:: TASK DIRECTIONS ::
Every line below that holds the string "Status" should be copied.

[Source records]
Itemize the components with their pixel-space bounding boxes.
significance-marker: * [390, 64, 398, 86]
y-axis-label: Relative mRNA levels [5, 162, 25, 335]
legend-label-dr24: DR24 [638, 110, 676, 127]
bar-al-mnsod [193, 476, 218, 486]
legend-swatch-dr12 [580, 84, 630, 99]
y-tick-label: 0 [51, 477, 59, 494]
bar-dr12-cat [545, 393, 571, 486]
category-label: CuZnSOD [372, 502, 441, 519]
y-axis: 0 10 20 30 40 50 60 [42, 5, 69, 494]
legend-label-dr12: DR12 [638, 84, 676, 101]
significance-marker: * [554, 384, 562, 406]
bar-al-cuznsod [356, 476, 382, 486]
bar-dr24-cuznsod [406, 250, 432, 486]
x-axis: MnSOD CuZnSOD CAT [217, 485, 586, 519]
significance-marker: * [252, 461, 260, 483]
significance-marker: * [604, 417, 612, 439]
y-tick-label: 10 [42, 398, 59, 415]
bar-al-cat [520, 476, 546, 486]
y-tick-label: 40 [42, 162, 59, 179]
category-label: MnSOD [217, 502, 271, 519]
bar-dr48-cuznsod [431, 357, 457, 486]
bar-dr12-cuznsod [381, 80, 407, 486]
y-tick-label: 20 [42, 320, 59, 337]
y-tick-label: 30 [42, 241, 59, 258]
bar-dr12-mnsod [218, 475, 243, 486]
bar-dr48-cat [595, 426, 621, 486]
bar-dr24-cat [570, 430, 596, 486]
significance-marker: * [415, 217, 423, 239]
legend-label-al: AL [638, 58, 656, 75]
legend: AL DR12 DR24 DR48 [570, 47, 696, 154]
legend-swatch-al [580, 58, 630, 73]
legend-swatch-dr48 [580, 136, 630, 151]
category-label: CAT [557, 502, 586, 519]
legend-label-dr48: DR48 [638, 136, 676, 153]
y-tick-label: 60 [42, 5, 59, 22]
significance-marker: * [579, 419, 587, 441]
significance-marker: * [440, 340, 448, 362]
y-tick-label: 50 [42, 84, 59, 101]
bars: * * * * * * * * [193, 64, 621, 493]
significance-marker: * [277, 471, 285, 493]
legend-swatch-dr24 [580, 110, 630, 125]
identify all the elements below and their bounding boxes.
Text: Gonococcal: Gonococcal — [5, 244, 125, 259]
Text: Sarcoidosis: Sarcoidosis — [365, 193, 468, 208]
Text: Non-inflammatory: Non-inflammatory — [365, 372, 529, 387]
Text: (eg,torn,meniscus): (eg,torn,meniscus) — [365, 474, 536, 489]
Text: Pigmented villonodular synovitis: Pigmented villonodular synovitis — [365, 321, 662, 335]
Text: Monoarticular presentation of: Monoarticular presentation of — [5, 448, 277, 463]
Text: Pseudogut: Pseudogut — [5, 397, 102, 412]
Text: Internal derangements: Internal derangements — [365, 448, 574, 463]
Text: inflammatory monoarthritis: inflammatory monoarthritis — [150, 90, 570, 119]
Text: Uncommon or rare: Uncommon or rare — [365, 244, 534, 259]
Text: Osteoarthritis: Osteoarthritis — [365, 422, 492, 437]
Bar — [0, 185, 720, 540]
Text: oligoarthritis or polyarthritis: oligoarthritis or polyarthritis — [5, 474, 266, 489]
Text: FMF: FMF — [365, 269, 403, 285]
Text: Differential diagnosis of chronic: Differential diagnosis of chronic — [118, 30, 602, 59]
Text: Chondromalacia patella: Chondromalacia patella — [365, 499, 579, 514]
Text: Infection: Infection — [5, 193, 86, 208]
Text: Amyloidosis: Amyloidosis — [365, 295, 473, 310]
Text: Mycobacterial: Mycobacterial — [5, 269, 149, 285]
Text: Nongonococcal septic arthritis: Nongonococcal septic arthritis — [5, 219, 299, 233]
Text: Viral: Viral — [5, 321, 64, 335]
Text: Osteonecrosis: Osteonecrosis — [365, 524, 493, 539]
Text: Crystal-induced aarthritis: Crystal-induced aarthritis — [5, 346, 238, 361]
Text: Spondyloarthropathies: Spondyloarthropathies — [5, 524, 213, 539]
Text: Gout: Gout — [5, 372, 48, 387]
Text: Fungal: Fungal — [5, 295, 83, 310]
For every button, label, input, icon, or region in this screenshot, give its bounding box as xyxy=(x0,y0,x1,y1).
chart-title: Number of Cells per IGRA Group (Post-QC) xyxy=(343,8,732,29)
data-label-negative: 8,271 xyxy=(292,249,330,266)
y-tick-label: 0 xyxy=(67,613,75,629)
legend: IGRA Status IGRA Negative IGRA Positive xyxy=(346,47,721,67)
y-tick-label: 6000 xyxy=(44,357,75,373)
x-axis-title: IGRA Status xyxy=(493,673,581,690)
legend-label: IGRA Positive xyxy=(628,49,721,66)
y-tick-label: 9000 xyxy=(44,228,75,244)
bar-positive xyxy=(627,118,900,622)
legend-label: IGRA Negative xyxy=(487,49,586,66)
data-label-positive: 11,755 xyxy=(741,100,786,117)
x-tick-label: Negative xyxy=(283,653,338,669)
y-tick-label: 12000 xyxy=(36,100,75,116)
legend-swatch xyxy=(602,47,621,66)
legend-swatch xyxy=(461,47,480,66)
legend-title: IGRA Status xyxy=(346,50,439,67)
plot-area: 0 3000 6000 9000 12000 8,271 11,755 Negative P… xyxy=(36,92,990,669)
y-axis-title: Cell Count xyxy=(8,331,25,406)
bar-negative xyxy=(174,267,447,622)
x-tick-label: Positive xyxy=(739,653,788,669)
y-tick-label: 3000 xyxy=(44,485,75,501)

:: FINISHED TASK ::
legend: IGRA Status IGRA Negative IGRA Positive xyxy=(346,47,721,67)
x-axis-title: IGRA Status xyxy=(493,673,581,690)
legend-title: IGRA Status xyxy=(346,50,439,67)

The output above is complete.